▶ What you are asked to do
Omit the pictures, please, and give each record below again exactly.

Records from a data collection

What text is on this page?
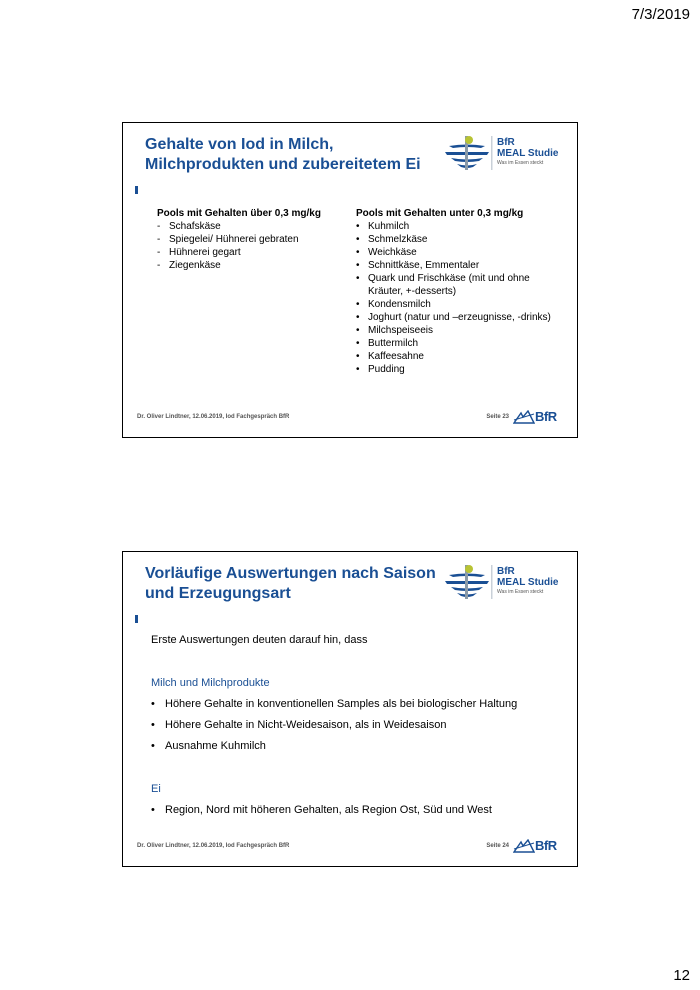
7/3/2019
Gehalte von Iod in Milch, Milchprodukten und zubereitetem Ei
BfR
MEAL Studie
Was im Essen steckt
Pools mit Gehalten über 0,3 mg/kg
- Schafskäse
- Spiegelei/ Hühnerei gebraten
- Hühnerei gegart
- Ziegenkäse
Pools mit Gehalten unter 0,3 mg/kg
• Kuhmilch
• Schmelzkäse
• Weichkäse
• Schnittkäse, Emmentaler
• Quark und Frischkäse (mit und ohne Kräuter, +-desserts)
• Kondensmilch
• Joghurt (natur und –erzeugnisse, -drinks)
• Milchspeiseeis
• Buttermilch
• Kaffeesahne
• Pudding
Dr. Oliver Lindtner, 12.06.2019, Iod Fachgespräch BfR	Seite 23 BfR
Vorläufige Auswertungen nach Saison und Erzeugungsart
BfR
MEAL Studie
Was im Essen steckt
Erste Auswertungen deuten darauf hin, dass
Milch und Milchprodukte
• Höhere Gehalte in konventionellen Samples als bei biologischer Haltung
• Höhere Gehalte in Nicht-Weidesaison, als in Weidesaison
• Ausnahme Kuhmilch
Ei
• Region, Nord mit höheren Gehalten, als Region Ost, Süd und West
Dr. Oliver Lindtner, 12.06.2019, Iod Fachgespräch BfR	Seite 24 BfR
12
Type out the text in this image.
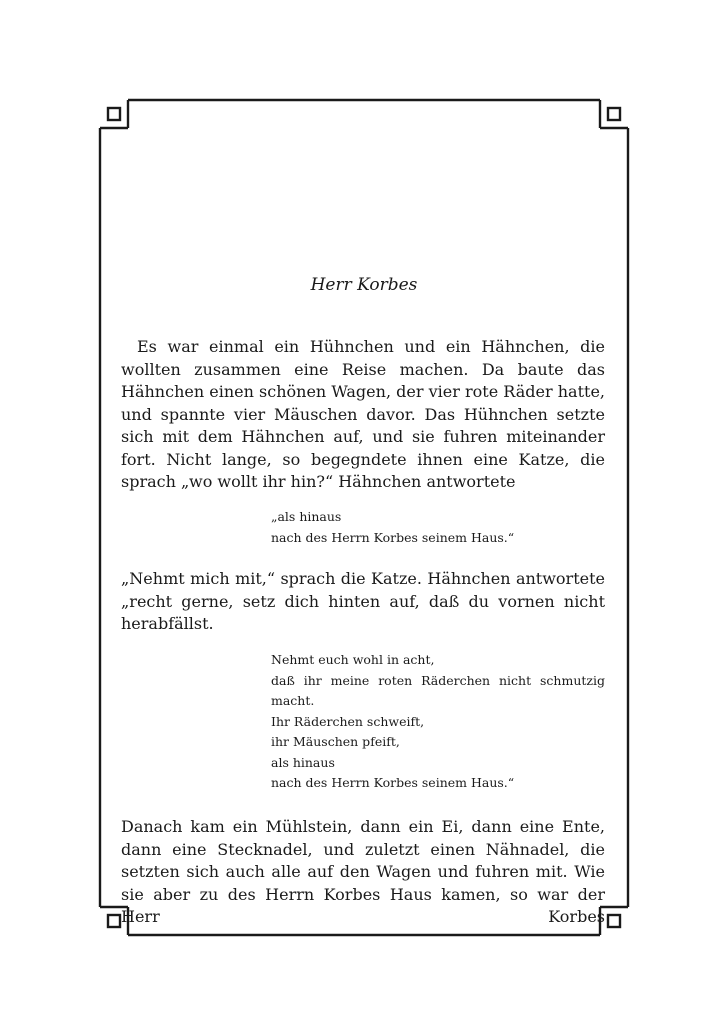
Herr Korbes

Es war einmal ein Hühnchen und ein Hähnchen, die wollten zusammen eine Reise machen. Da baute das Hähnchen einen schönen Wagen, der vier rote Räder hatte, und spannte vier Mäuschen davor. Das Hühnchen setzte sich mit dem Hähnchen auf, und sie fuhren miteinander fort. Nicht lange, so begegndete ihnen eine Katze, die sprach „wo wollt ihr hin?“ Hähnchen antwortete

„als hinaus
nach des Herrn Korbes seinem Haus.“

„Nehmt mich mit,“ sprach die Katze. Hähnchen antwortete „recht gerne, setz dich hinten auf, daß du vornen nicht herabfällst.

Nehmt euch wohl in acht,
daß ihr meine roten Räderchen nicht schmutzig
macht.
Ihr Räderchen schweift,
ihr Mäuschen pfeift,
als hinaus
nach des Herrn Korbes seinem Haus.“

Danach kam ein Mühlstein, dann ein Ei, dann eine Ente, dann eine Stecknadel, und zuletzt einen Nähnadel, die setzten sich auch alle auf den Wagen und fuhren mit. Wie sie aber zu des Herrn Korbes Haus kamen, so war der Herr Korbes
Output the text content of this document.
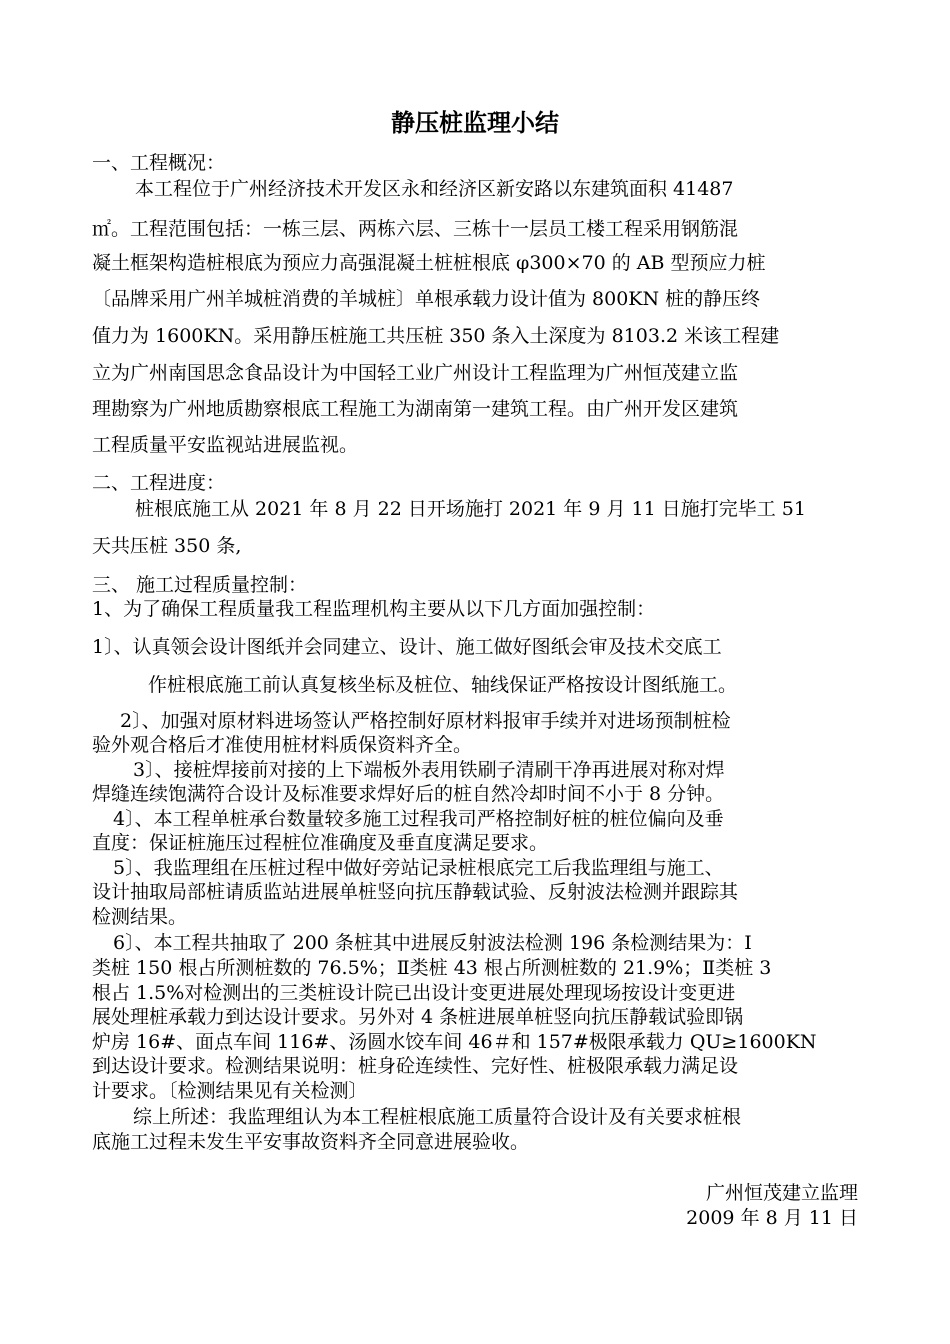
静压桩监理小结
一、工程概况：
本工程位于广州经济技术开发区永和经济区新安路以东建筑面积 41487
㎡。工程范围包括：一栋三层、两栋六层、三栋十一层员工楼工程采用钢筋混
凝土框架构造桩根底为预应力高强混凝土桩桩根底 φ300×70 的 AB 型预应力桩
〔品牌采用广州羊城桩消费的羊城桩〕单根承载力设计值为 800KN 桩的静压终
值力为 1600KN。采用静压桩施工共压桩 350 条入土深度为 8103.2 米该工程建
立为广州南国思念食品设计为中国轻工业广州设计工程监理为广州恒茂建立监
理勘察为广州地质勘察根底工程施工为湖南第一建筑工程。由广州开发区建筑
工程质量平安监视站进展监视。
二、工程进度：
桩根底施工从 2021 年 8 月 22 日开场施打 2021 年 9 月 11 日施打完毕工 51
天共压桩 350 条,
三、 施工过程质量控制：
1、为了确保工程质量我工程监理机构主要从以下几方面加强控制：
1〕、认真领会设计图纸并会同建立、设计、施工做好图纸会审及技术交底工
作桩根底施工前认真复核坐标及桩位、轴线保证严格按设计图纸施工。
2〕、加强对原材料进场签认严格控制好原材料报审手续并对进场预制桩检
验外观合格后才准使用桩材料质保资料齐全。
3〕、接桩焊接前对接的上下端板外表用铁刷子清刷干净再进展对称对焊
焊缝连续饱满符合设计及标准要求焊好后的桩自然冷却时间不小于 8 分钟。
4〕、本工程单桩承台数量较多施工过程我司严格控制好桩的桩位偏向及垂
直度：保证桩施压过程桩位准确度及垂直度满足要求。
5〕、我监理组在压桩过程中做好旁站记录桩根底完工后我监理组与施工、
设计抽取局部桩请质监站进展单桩竖向抗压静载试验、反射波法检测并跟踪其
检测结果。
6〕、本工程共抽取了 200 条桩其中进展反射波法检测 196 条检测结果为：Ⅰ
类桩 150 根占所测桩数的 76.5%；Ⅱ类桩 43 根占所测桩数的 21.9%；Ⅱ类桩 3
根占 1.5%对检测出的三类桩设计院已出设计变更进展处理现场按设计变更进
展处理桩承载力到达设计要求。另外对 4 条桩进展单桩竖向抗压静载试验即锅
炉房 16#、面点车间 116#、汤圆水饺车间 46＃和 157#极限承载力 QU≥1600KN
到达设计要求。检测结果说明：桩身砼连续性、完好性、桩极限承载力满足设
计要求。〔检测结果见有关检测〕
综上所述：我监理组认为本工程桩根底施工质量符合设计及有关要求桩根
底施工过程未发生平安事故资料齐全同意进展验收。
广州恒茂建立监理
2009 年 8 月 11 日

▶ Solution
What text is on this page?
7/3/2019
Gehalte von Iod in Milch, Milchprodukten und zubereitetem Ei
BfR
MEAL Studie
Was im Essen steckt
Pools mit Gehalten über 0,3 mg/kg
- Schafskäse
- Spiegelei/ Hühnerei gebraten
- Hühnerei gegart
- Ziegenkäse
Pools mit Gehalten unter 0,3 mg/kg
• Kuhmilch
• Schmelzkäse
• Weichkäse
• Schnittkäse, Emmentaler
• Quark und Frischkäse (mit und ohne Kräuter, +-desserts)
• Kondensmilch
• Joghurt (natur und –erzeugnisse, -drinks)
• Milchspeiseeis
• Buttermilch
• Kaffeesahne
• Pudding
Dr. Oliver Lindtner, 12.06.2019, Iod Fachgespräch BfR	Seite 23 BfR
Vorläufige Auswertungen nach Saison und Erzeugungsart
BfR
MEAL Studie
Was im Essen steckt
Erste Auswertungen deuten darauf hin, dass
Milch und Milchprodukte
• Höhere Gehalte in konventionellen Samples als bei biologischer Haltung
• Höhere Gehalte in Nicht-Weidesaison, als in Weidesaison
• Ausnahme Kuhmilch
Ei
• Region, Nord mit höheren Gehalten, als Region Ost, Süd und West
Dr. Oliver Lindtner, 12.06.2019, Iod Fachgespräch BfR	Seite 24 BfR
12
Type out the text in this image.
Herr Korbes

Es war einmal ein Hühnchen und ein Hähnchen, die wollten zusammen eine Reise machen. Da baute das Hähnchen einen schönen Wagen, der vier rote Räder hatte, und spannte vier Mäuschen davor. Das Hühnchen setzte sich mit dem Hähnchen auf, und sie fuhren miteinander fort. Nicht lange, so begegndete ihnen eine Katze, die sprach „wo wollt ihr hin?“ Hähnchen antwortete

„als hinaus
nach des Herrn Korbes seinem Haus.“

„Nehmt mich mit,“ sprach die Katze. Hähnchen antwortete „recht gerne, setz dich hinten auf, daß du vornen nicht herabfällst.

Nehmt euch wohl in acht,
daß ihr meine roten Räderchen nicht schmutzig
macht.
Ihr Räderchen schweift,
ihr Mäuschen pfeift,
als hinaus
nach des Herrn Korbes seinem Haus.“

Danach kam ein Mühlstein, dann ein Ei, dann eine Ente, dann eine Stecknadel, und zuletzt einen Nähnadel, die setzten sich auch alle auf den Wagen und fuhren mit. Wie sie aber zu des Herrn Korbes Haus kamen, so war der Herr Korbes
Output the text content of this document.
静压桩监理小结
一、工程概况：
本工程位于广州经济技术开发区永和经济区新安路以东建筑面积 41487
㎡。工程范围包括：一栋三层、两栋六层、三栋十一层员工楼工程采用钢筋混
凝土框架构造桩根底为预应力高强混凝土桩桩根底 φ300×70 的 AB 型预应力桩
〔品牌采用广州羊城桩消费的羊城桩〕单根承载力设计值为 800KN 桩的静压终
值力为 1600KN。采用静压桩施工共压桩 350 条入土深度为 8103.2 米该工程建
立为广州南国思念食品设计为中国轻工业广州设计工程监理为广州恒茂建立监
理勘察为广州地质勘察根底工程施工为湖南第一建筑工程。由广州开发区建筑
工程质量平安监视站进展监视。
二、工程进度：
桩根底施工从 2021 年 8 月 22 日开场施打 2021 年 9 月 11 日施打完毕工 51
天共压桩 350 条,
三、 施工过程质量控制：
1、为了确保工程质量我工程监理机构主要从以下几方面加强控制：
1〕、认真领会设计图纸并会同建立、设计、施工做好图纸会审及技术交底工
作桩根底施工前认真复核坐标及桩位、轴线保证严格按设计图纸施工。
2〕、加强对原材料进场签认严格控制好原材料报审手续并对进场预制桩检
验外观合格后才准使用桩材料质保资料齐全。
3〕、接桩焊接前对接的上下端板外表用铁刷子清刷干净再进展对称对焊
焊缝连续饱满符合设计及标准要求焊好后的桩自然冷却时间不小于 8 分钟。
4〕、本工程单桩承台数量较多施工过程我司严格控制好桩的桩位偏向及垂
直度：保证桩施压过程桩位准确度及垂直度满足要求。
5〕、我监理组在压桩过程中做好旁站记录桩根底完工后我监理组与施工、
设计抽取局部桩请质监站进展单桩竖向抗压静载试验、反射波法检测并跟踪其
检测结果。
6〕、本工程共抽取了 200 条桩其中进展反射波法检测 196 条检测结果为：Ⅰ
类桩 150 根占所测桩数的 76.5%；Ⅱ类桩 43 根占所测桩数的 21.9%；Ⅱ类桩 3
根占 1.5%对检测出的三类桩设计院已出设计变更进展处理现场按设计变更进
展处理桩承载力到达设计要求。另外对 4 条桩进展单桩竖向抗压静载试验即锅
炉房 16#、面点车间 116#、汤圆水饺车间 46＃和 157#极限承载力 QU≥1600KN
到达设计要求。检测结果说明：桩身砼连续性、完好性、桩极限承载力满足设
计要求。〔检测结果见有关检测〕
综上所述：我监理组认为本工程桩根底施工质量符合设计及有关要求桩根
底施工过程未发生平安事故资料齐全同意进展验收。
广州恒茂建立监理
2009 年 8 月 11 日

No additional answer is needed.